Output the full listing below exactly as it reads, and skip anything that is a picture.

(Data entries)
[BEGIN]

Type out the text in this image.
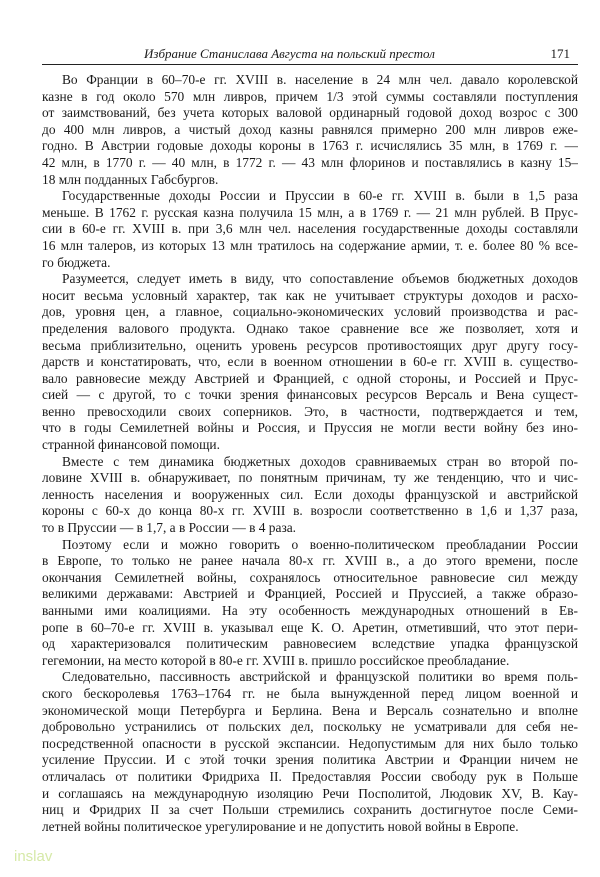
Избрание Станислава Августа на польский престол	171
Во Франции в 60–70-е гг. XVIII в. население в 24 млн чел. давало королевской
казне в год около 570 млн ливров, причем 1/3 этой суммы составляли поступления
от заимствований, без учета которых валовой ординарный годовой доход возрос с 300
до 400 млн ливров, а чистый доход казны равнялся примерно 200 млн ливров еже-
годно. В Австрии годовые доходы короны в 1763 г. исчислялись 35 млн, в 1769 г. —
42 млн, в 1770 г. — 40 млн, в 1772 г. — 43 млн флоринов и поставлялись в казну 15–
18 млн подданных Габсбургов.
Государственные доходы России и Пруссии в 60-е гг. XVIII в. были в 1,5 раза
меньше. В 1762 г. русская казна получила 15 млн, а в 1769 г. — 21 млн рублей. В Прус-
сии в 60-е гг. XVIII в. при 3,6 млн чел. населения государственные доходы составляли
16 млн талеров, из которых 13 млн тратилось на содержание армии, т. е. более 80 % все-
го бюджета.
Разумеется, следует иметь в виду, что сопоставление объемов бюджетных доходов
носит весьма условный характер, так как не учитывает структуры доходов и расхо-
дов, уровня цен, а главное, социально-экономических условий производства и рас-
пределения валового продукта. Однако такое сравнение все же позволяет, хотя и
весьма приблизительно, оценить уровень ресурсов противостоящих друг другу госу-
дарств и констатировать, что, если в военном отношении в 60-е гг. XVIII в. существо-
вало равновесие между Австрией и Францией, с одной стороны, и Россией и Прус-
сией — с другой, то с точки зрения финансовых ресурсов Версаль и Вена сущест-
венно превосходили своих соперников. Это, в частности, подтверждается и тем,
что в годы Семилетней войны и Россия, и Пруссия не могли вести войну без ино-
странной финансовой помощи.
Вместе с тем динамика бюджетных доходов сравниваемых стран во второй по-
ловине XVIII в. обнаруживает, по понятным причинам, ту же тенденцию, что и чис-
ленность населения и вооруженных сил. Если доходы французской и австрийской
короны с 60-х до конца 80-х гг. XVIII в. возросли соответственно в 1,6 и 1,37 раза,
то в Пруссии — в 1,7, а в России — в 4 раза.
Поэтому если и можно говорить о военно-политическом преобладании России
в Европе, то только не ранее начала 80-х гг. XVIII в., а до этого времени, после
окончания Семилетней войны, сохранялось относительное равновесие сил между
великими державами: Австрией и Францией, Россией и Пруссией, а также образо-
ванными ими коалициями. На эту особенность международных отношений в Ев-
ропе в 60–70-е гг. XVIII в. указывал еще К. О. Аретин, отметивший, что этот пери-
од характеризовался политическим равновесием вследствие упадка французской
гегемонии, на место которой в 80-е гг. XVIII в. пришло российское преобладание.
Следовательно, пассивность австрийской и французской политики во время поль-
ского бескоролевья 1763–1764 гг. не была вынужденной перед лицом военной и
экономической мощи Петербурга и Берлина. Вена и Версаль сознательно и вполне
добровольно устранились от польских дел, поскольку не усматривали для себя не-
посредственной опасности в русской экспансии. Недопустимым для них было только
усиление Пруссии. И с этой точки зрения политика Австрии и Франции ничем не
отличалась от политики Фридриха II. Предоставляя России свободу рук в Польше
и соглашаясь на международную изоляцию Речи Посполитой, Людовик XV, В. Кау-
ниц и Фридрих II за счет Польши стремились сохранить достигнутое после Семи-
летней войны политическое урегулирование и не допустить новой войны в Европе.
inslav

[END]

Result of the task:
Type out the text in this image.
Избрание Станислава Августа на польский престол	171
Во Франции в 60–70-е гг. XVIII в. население в 24 млн чел. давало королевской
казне в год около 570 млн ливров, причем 1/3 этой суммы составляли поступления
от заимствований, без учета которых валовой ординарный годовой доход возрос с 300
до 400 млн ливров, а чистый доход казны равнялся примерно 200 млн ливров еже-
годно. В Австрии годовые доходы короны в 1763 г. исчислялись 35 млн, в 1769 г. —
42 млн, в 1770 г. — 40 млн, в 1772 г. — 43 млн флоринов и поставлялись в казну 15–
18 млн подданных Габсбургов.
Государственные доходы России и Пруссии в 60-е гг. XVIII в. были в 1,5 раза
меньше. В 1762 г. русская казна получила 15 млн, а в 1769 г. — 21 млн рублей. В Прус-
сии в 60-е гг. XVIII в. при 3,6 млн чел. населения государственные доходы составляли
16 млн талеров, из которых 13 млн тратилось на содержание армии, т. е. более 80 % все-
го бюджета.
Разумеется, следует иметь в виду, что сопоставление объемов бюджетных доходов
носит весьма условный характер, так как не учитывает структуры доходов и расхо-
дов, уровня цен, а главное, социально-экономических условий производства и рас-
пределения валового продукта. Однако такое сравнение все же позволяет, хотя и
весьма приблизительно, оценить уровень ресурсов противостоящих друг другу госу-
дарств и констатировать, что, если в военном отношении в 60-е гг. XVIII в. существо-
вало равновесие между Австрией и Францией, с одной стороны, и Россией и Прус-
сией — с другой, то с точки зрения финансовых ресурсов Версаль и Вена сущест-
венно превосходили своих соперников. Это, в частности, подтверждается и тем,
что в годы Семилетней войны и Россия, и Пруссия не могли вести войну без ино-
странной финансовой помощи.
Вместе с тем динамика бюджетных доходов сравниваемых стран во второй по-
ловине XVIII в. обнаруживает, по понятным причинам, ту же тенденцию, что и чис-
ленность населения и вооруженных сил. Если доходы французской и австрийской
короны с 60-х до конца 80-х гг. XVIII в. возросли соответственно в 1,6 и 1,37 раза,
то в Пруссии — в 1,7, а в России — в 4 раза.
Поэтому если и можно говорить о военно-политическом преобладании России
в Европе, то только не ранее начала 80-х гг. XVIII в., а до этого времени, после
окончания Семилетней войны, сохранялось относительное равновесие сил между
великими державами: Австрией и Францией, Россией и Пруссией, а также образо-
ванными ими коалициями. На эту особенность международных отношений в Ев-
ропе в 60–70-е гг. XVIII в. указывал еще К. О. Аретин, отметивший, что этот пери-
од характеризовался политическим равновесием вследствие упадка французской
гегемонии, на место которой в 80-е гг. XVIII в. пришло российское преобладание.
Следовательно, пассивность австрийской и французской политики во время поль-
ского бескоролевья 1763–1764 гг. не была вынужденной перед лицом военной и
экономической мощи Петербурга и Берлина. Вена и Версаль сознательно и вполне
добровольно устранились от польских дел, поскольку не усматривали для себя не-
посредственной опасности в русской экспансии. Недопустимым для них было только
усиление Пруссии. И с этой точки зрения политика Австрии и Франции ничем не
отличалась от политики Фридриха II. Предоставляя России свободу рук в Польше
и соглашаясь на международную изоляцию Речи Посполитой, Людовик XV, В. Кау-
ниц и Фридрих II за счет Польши стремились сохранить достигнутое после Семи-
летней войны политическое урегулирование и не допустить новой войны в Европе.
inslav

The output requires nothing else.